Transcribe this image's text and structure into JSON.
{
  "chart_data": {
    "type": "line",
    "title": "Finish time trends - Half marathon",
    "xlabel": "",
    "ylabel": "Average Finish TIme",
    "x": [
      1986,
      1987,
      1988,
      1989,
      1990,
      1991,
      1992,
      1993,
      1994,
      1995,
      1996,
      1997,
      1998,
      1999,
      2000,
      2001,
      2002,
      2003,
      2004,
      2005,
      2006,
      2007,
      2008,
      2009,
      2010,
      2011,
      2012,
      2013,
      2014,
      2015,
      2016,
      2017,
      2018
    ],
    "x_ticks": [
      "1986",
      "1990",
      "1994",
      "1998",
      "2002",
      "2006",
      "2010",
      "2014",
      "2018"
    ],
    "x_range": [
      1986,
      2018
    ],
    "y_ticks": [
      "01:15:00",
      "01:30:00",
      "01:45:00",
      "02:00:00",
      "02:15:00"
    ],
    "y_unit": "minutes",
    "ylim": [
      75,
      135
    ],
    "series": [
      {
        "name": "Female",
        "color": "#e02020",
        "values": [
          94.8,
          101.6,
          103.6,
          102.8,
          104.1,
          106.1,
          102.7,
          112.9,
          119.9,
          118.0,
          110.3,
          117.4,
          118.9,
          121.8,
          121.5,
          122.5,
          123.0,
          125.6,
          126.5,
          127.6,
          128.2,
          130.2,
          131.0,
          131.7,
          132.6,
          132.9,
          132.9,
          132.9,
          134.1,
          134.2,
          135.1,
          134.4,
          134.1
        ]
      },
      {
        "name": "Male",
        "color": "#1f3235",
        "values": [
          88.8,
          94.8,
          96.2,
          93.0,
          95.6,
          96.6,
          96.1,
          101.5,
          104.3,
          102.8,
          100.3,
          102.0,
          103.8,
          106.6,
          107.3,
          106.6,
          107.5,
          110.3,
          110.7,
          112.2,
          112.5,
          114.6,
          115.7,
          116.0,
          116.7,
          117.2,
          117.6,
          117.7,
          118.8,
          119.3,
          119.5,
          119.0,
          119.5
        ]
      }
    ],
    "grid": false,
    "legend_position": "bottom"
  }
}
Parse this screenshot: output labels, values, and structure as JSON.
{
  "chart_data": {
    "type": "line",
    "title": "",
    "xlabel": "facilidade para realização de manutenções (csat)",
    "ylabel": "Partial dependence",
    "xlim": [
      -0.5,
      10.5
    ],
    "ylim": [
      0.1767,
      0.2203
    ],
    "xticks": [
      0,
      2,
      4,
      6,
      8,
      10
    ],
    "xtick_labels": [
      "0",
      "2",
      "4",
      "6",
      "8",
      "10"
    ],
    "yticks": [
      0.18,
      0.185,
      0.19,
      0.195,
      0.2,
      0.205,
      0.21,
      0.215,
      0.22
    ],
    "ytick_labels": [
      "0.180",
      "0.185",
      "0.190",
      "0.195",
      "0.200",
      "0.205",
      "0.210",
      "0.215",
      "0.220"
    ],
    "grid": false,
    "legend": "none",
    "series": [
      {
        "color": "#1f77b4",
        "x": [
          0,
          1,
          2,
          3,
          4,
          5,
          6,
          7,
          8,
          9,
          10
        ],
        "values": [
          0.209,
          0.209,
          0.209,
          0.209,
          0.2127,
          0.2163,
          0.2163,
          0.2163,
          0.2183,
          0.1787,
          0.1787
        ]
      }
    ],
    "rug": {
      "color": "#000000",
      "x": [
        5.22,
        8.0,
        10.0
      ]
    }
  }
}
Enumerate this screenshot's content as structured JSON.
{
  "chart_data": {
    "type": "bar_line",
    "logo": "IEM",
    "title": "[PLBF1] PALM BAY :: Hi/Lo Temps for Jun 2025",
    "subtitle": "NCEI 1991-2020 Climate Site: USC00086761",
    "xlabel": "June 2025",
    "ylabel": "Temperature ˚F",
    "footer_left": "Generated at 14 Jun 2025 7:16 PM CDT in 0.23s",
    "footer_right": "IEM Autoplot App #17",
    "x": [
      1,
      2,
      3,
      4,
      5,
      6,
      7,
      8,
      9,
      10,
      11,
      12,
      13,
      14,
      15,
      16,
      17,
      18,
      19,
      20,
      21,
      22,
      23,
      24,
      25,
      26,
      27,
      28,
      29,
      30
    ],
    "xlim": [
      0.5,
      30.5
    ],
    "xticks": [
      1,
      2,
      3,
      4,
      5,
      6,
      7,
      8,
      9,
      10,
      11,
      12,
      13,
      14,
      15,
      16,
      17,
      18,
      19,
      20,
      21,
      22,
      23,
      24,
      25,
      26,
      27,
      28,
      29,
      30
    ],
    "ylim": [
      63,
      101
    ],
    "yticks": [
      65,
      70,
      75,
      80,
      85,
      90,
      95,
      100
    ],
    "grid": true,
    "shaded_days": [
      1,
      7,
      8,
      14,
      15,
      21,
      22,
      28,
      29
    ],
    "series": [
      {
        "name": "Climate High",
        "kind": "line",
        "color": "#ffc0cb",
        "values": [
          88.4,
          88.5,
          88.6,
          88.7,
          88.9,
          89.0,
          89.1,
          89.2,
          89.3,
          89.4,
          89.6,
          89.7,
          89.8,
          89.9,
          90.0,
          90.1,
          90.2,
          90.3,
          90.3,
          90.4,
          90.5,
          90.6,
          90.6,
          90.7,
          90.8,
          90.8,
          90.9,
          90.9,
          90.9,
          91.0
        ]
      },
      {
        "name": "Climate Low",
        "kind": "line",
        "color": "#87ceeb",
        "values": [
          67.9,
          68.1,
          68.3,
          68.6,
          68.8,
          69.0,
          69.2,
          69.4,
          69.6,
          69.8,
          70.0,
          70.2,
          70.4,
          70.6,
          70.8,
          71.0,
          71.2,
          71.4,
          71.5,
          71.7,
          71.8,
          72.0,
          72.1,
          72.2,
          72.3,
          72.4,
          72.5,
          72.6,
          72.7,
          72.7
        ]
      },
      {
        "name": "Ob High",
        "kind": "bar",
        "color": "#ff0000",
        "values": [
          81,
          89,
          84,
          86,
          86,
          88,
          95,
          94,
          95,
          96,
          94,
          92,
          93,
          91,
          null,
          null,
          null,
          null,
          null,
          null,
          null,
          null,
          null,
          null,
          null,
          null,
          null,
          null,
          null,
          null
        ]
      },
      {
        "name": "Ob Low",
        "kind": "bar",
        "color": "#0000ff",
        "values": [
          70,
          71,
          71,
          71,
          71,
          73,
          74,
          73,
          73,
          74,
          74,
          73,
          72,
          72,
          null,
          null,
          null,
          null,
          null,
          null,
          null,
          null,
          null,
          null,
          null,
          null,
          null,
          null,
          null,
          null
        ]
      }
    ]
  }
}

= = = = =

# [SHORT TASK]
Copy each line from the data above that includes "ylabel".

# [TASK RESPONSE]
    "ylabel": "Average Finish TIme",
    "ylabel": "Partial dependence",
    "ylabel": "Temperature ˚F",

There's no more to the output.